Leave out the pictures and transcribe the rest of the records exactly.

(Raw records)
= = =

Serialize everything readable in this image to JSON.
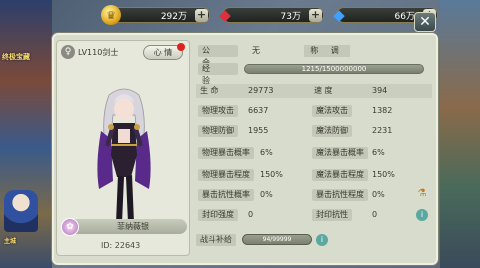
{
  "background": {
    "left_label_top": "终极宝藏",
    "left_label_bottom": "主城"
  },
  "resources": [
    {
      "icon": "gold-coin-icon",
      "value": "292万"
    },
    {
      "icon": "ruby-icon",
      "value": "73万"
    },
    {
      "icon": "diamond-icon",
      "value": "66万"
    }
  ],
  "add_label": "+",
  "close_label": "✕",
  "hero": {
    "level": "LV110剑士",
    "heart_button": "心 情",
    "name": "菲纳薇银",
    "id": "ID:  22643"
  },
  "profile": {
    "guild_label": "公 会",
    "guild_value": "无",
    "title_label": "称 调",
    "exp_label": "经 验",
    "exp_value": "1215/1500000000"
  },
  "stats": [
    {
      "left_label": "生 命",
      "left_value": "29773",
      "right_label": "速 度",
      "right_value": "394"
    },
    {
      "left_label": "物理攻击",
      "left_value": "6637",
      "right_label": "魔法攻击",
      "right_value": "1382"
    },
    {
      "left_label": "物理防御",
      "left_value": "1955",
      "right_label": "魔法防御",
      "right_value": "2231"
    },
    {
      "left_label": "物理暴击概率",
      "left_value": "6%",
      "right_label": "魔法暴击概率",
      "right_value": "6%"
    },
    {
      "left_label": "物理暴击程度",
      "left_value": "150%",
      "right_label": "魔法暴击程度",
      "right_value": "150%"
    },
    {
      "left_label": "暴击抗性概率",
      "left_value": "0%",
      "right_label": "暴击抗性程度",
      "right_value": "0%"
    },
    {
      "left_label": "封印强度",
      "left_value": "0",
      "right_label": "封印抗性",
      "right_value": "0"
    }
  ],
  "supply": {
    "label": "战斗补给",
    "value": "94/99999"
  }
}
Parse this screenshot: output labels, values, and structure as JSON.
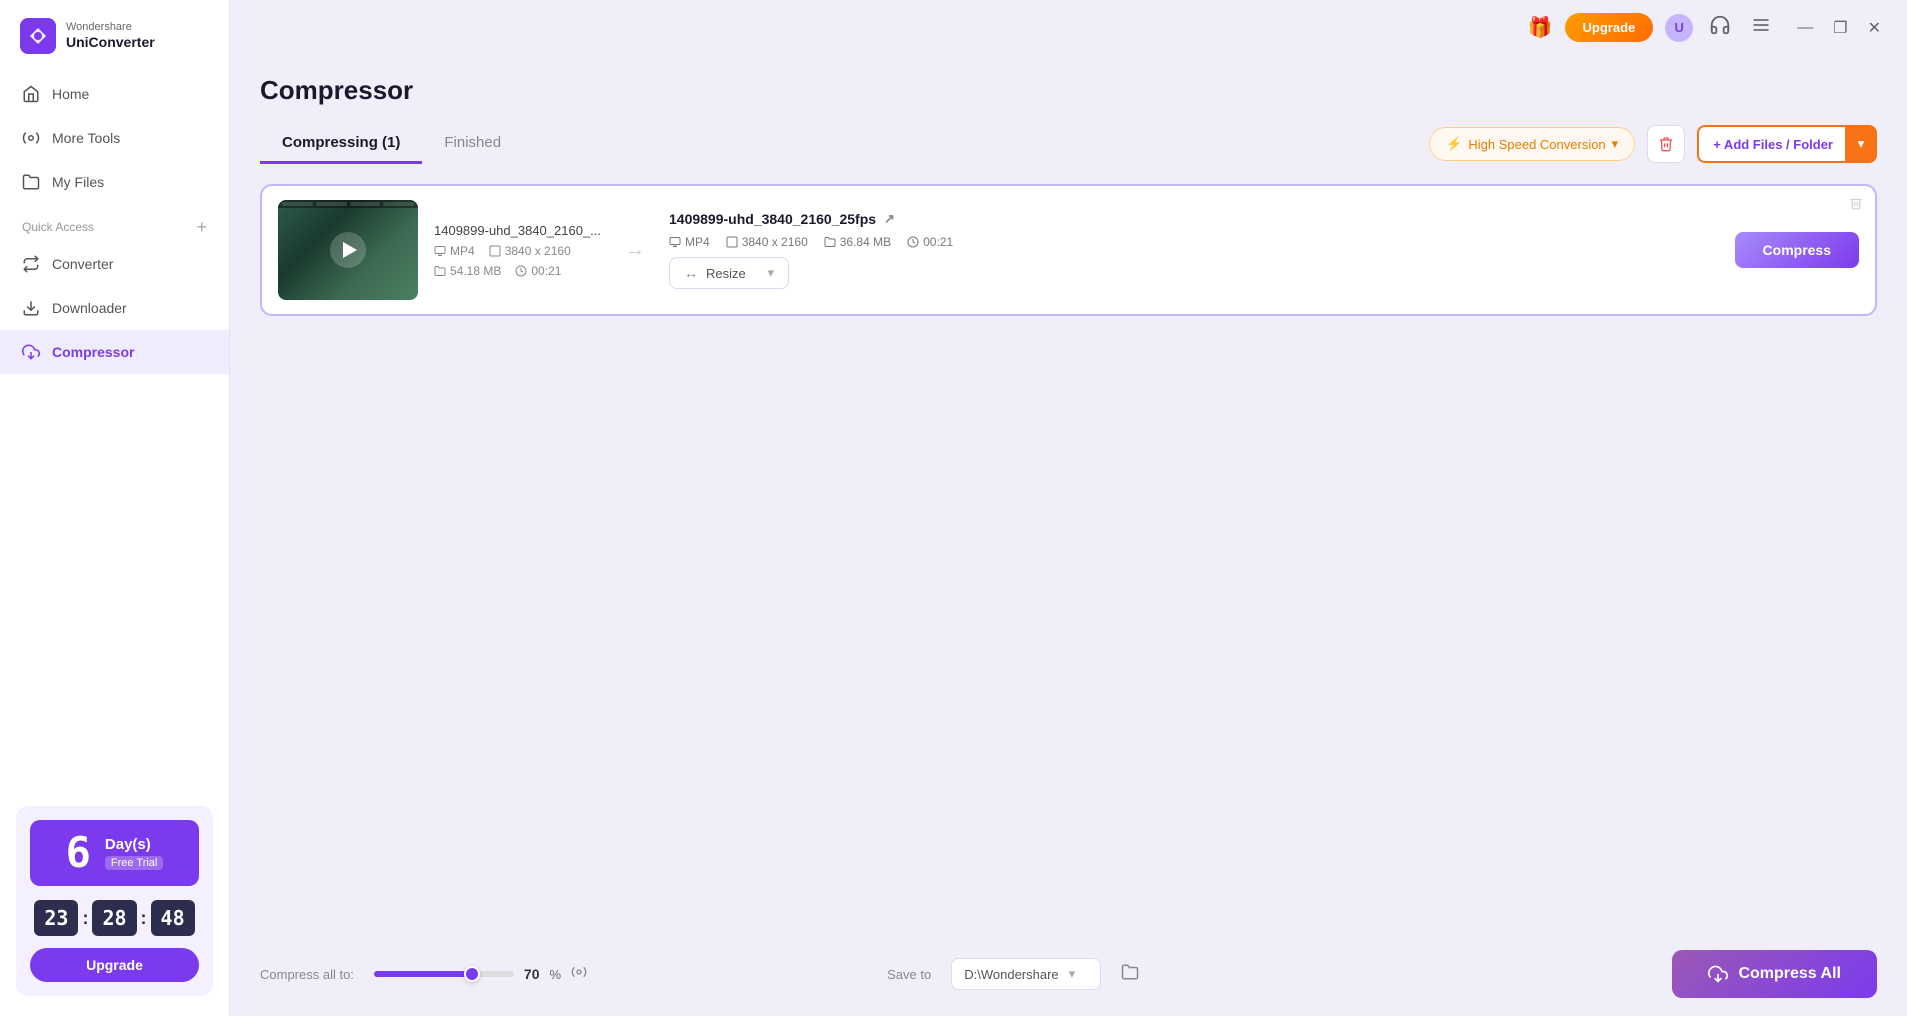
{
  "app": {
    "brand_top": "Wondershare",
    "brand_bottom": "UniConverter"
  },
  "sidebar": {
    "nav_items": [
      {
        "id": "home",
        "label": "Home"
      },
      {
        "id": "more-tools",
        "label": "More Tools"
      },
      {
        "id": "my-files",
        "label": "My Files"
      }
    ],
    "quick_access_label": "Quick Access",
    "quick_access_items": [
      {
        "id": "converter",
        "label": "Converter"
      },
      {
        "id": "downloader",
        "label": "Downloader"
      },
      {
        "id": "compressor",
        "label": "Compressor"
      }
    ],
    "trial": {
      "days_number": "6",
      "days_label": "Day(s)",
      "free_trial": "Free Trial",
      "timer_h": "23",
      "timer_m": "28",
      "timer_s": "48",
      "upgrade_label": "Upgrade"
    }
  },
  "topbar": {
    "upgrade_label": "Upgrade"
  },
  "page": {
    "title": "Compressor",
    "tabs": [
      {
        "id": "compressing",
        "label": "Compressing (1)",
        "active": true
      },
      {
        "id": "finished",
        "label": "Finished",
        "active": false
      }
    ],
    "high_speed_label": "High Speed Conversion",
    "delete_tooltip": "Delete",
    "add_files_label": "+ Add Files / Folder",
    "file_card": {
      "thumbnail_alt": "Video thumbnail",
      "file_name_left": "1409899-uhd_3840_2160_...",
      "format_left": "MP4",
      "size_left": "54.18 MB",
      "duration_left": "00:21",
      "resolution_left": "3840 x 2160",
      "file_name_right": "1409899-uhd_3840_2160_25fps",
      "format_right": "MP4",
      "size_right": "36.84 MB",
      "duration_right": "00:21",
      "resolution_right": "3840 x 2160",
      "resize_label": "Resize",
      "compress_label": "Compress"
    }
  },
  "bottom_bar": {
    "compress_all_to_label": "Compress all to:",
    "percent_value": "70",
    "percent_symbol": "%",
    "save_to_label": "Save to",
    "save_path": "D:\\Wondershare",
    "compress_all_label": "Compress All"
  },
  "icons": {
    "home": "⌂",
    "more_tools": "⚙",
    "my_files": "📁",
    "converter": "↔",
    "downloader": "⬇",
    "compressor": "📦",
    "lightning": "⚡",
    "play": "▶",
    "plus": "+",
    "chevron_down": "▾",
    "delete": "🗑",
    "gear": "⚙",
    "folder": "📂",
    "resize": "↔",
    "compress_all_icon": "📦"
  }
}
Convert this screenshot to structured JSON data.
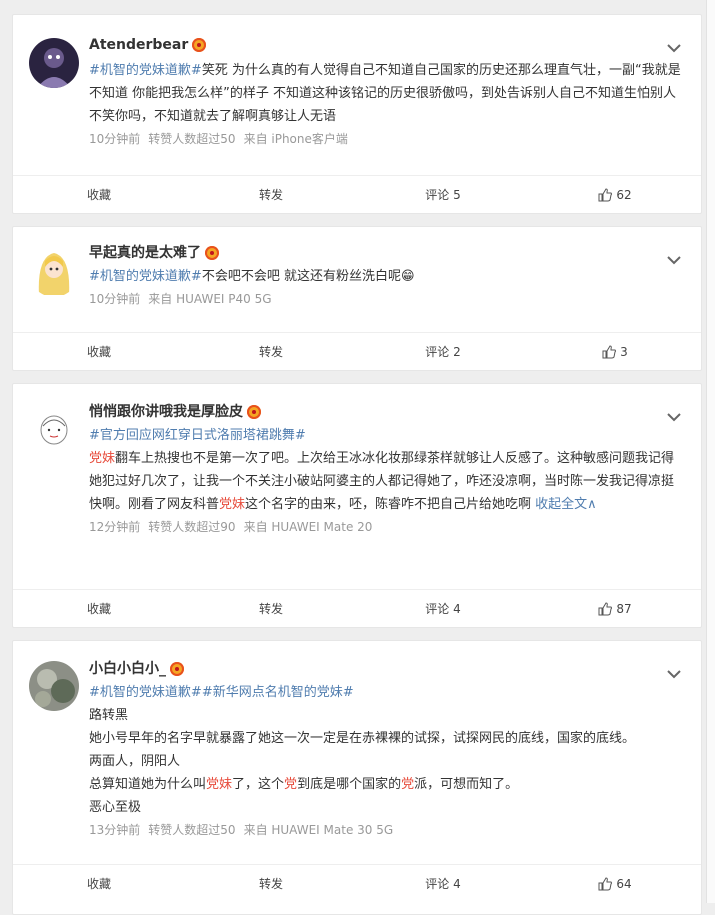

= = =

§ **Solved exercise**:
Serialize everything readable in this image to JSON.
{
  "background": {
    "left_label_top": "终极宝藏",
    "left_label_bottom": "主城"
  },
  "resources": [
    {
      "icon": "gold-coin-icon",
      "value": "292万"
    },
    {
      "icon": "ruby-icon",
      "value": "73万"
    },
    {
      "icon": "diamond-icon",
      "value": "66万"
    }
  ],
  "add_label": "+",
  "close_label": "✕",
  "hero": {
    "level": "LV110剑士",
    "heart_button": "心 情",
    "name": "菲纳薇银",
    "id": "ID:  22643"
  },
  "profile": {
    "guild_label": "公 会",
    "guild_value": "无",
    "title_label": "称 调",
    "exp_label": "经 验",
    "exp_value": "1215/1500000000"
  },
  "stats": [
    {
      "left_label": "生 命",
      "left_value": "29773",
      "right_label": "速 度",
      "right_value": "394"
    },
    {
      "left_label": "物理攻击",
      "left_value": "6637",
      "right_label": "魔法攻击",
      "right_value": "1382"
    },
    {
      "left_label": "物理防御",
      "left_value": "1955",
      "right_label": "魔法防御",
      "right_value": "2231"
    },
    {
      "left_label": "物理暴击概率",
      "left_value": "6%",
      "right_label": "魔法暴击概率",
      "right_value": "6%"
    },
    {
      "left_label": "物理暴击程度",
      "left_value": "150%",
      "right_label": "魔法暴击程度",
      "right_value": "150%"
    },
    {
      "left_label": "暴击抗性概率",
      "left_value": "0%",
      "right_label": "暴击抗性程度",
      "right_value": "0%"
    },
    {
      "left_label": "封印强度",
      "left_value": "0",
      "right_label": "封印抗性",
      "right_value": "0"
    }
  ],
  "supply": {
    "label": "战斗补给",
    "value": "94/99999"
  }
}
Parse this screenshot: output labels, values, and structure as JSON.
{
  "app": {
    "brand_top": "Wondershare",
    "brand_bottom": "UniConverter"
  },
  "sidebar": {
    "nav_items": [
      {
        "id": "home",
        "label": "Home"
      },
      {
        "id": "more-tools",
        "label": "More Tools"
      },
      {
        "id": "my-files",
        "label": "My Files"
      }
    ],
    "quick_access_label": "Quick Access",
    "quick_access_items": [
      {
        "id": "converter",
        "label": "Converter"
      },
      {
        "id": "downloader",
        "label": "Downloader"
      },
      {
        "id": "compressor",
        "label": "Compressor"
      }
    ],
    "trial": {
      "days_number": "6",
      "days_label": "Day(s)",
      "free_trial": "Free Trial",
      "timer_h": "23",
      "timer_m": "28",
      "timer_s": "48",
      "upgrade_label": "Upgrade"
    }
  },
  "topbar": {
    "upgrade_label": "Upgrade"
  },
  "page": {
    "title": "Compressor",
    "tabs": [
      {
        "id": "compressing",
        "label": "Compressing (1)",
        "active": true
      },
      {
        "id": "finished",
        "label": "Finished",
        "active": false
      }
    ],
    "high_speed_label": "High Speed Conversion",
    "delete_tooltip": "Delete",
    "add_files_label": "+ Add Files / Folder",
    "file_card": {
      "thumbnail_alt": "Video thumbnail",
      "file_name_left": "1409899-uhd_3840_2160_...",
      "format_left": "MP4",
      "size_left": "54.18 MB",
      "duration_left": "00:21",
      "resolution_left": "3840 x 2160",
      "file_name_right": "1409899-uhd_3840_2160_25fps",
      "format_right": "MP4",
      "size_right": "36.84 MB",
      "duration_right": "00:21",
      "resolution_right": "3840 x 2160",
      "resize_label": "Resize",
      "compress_label": "Compress"
    }
  },
  "bottom_bar": {
    "compress_all_to_label": "Compress all to:",
    "percent_value": "70",
    "percent_symbol": "%",
    "save_to_label": "Save to",
    "save_path": "D:\\Wondershare",
    "compress_all_label": "Compress All"
  },
  "icons": {
    "home": "⌂",
    "more_tools": "⚙",
    "my_files": "📁",
    "converter": "↔",
    "downloader": "⬇",
    "compressor": "📦",
    "lightning": "⚡",
    "play": "▶",
    "plus": "+",
    "chevron_down": "▾",
    "delete": "🗑",
    "gear": "⚙",
    "folder": "📂",
    "resize": "↔",
    "compress_all_icon": "📦"
  }
}
Convert this screenshot to structured JSON data.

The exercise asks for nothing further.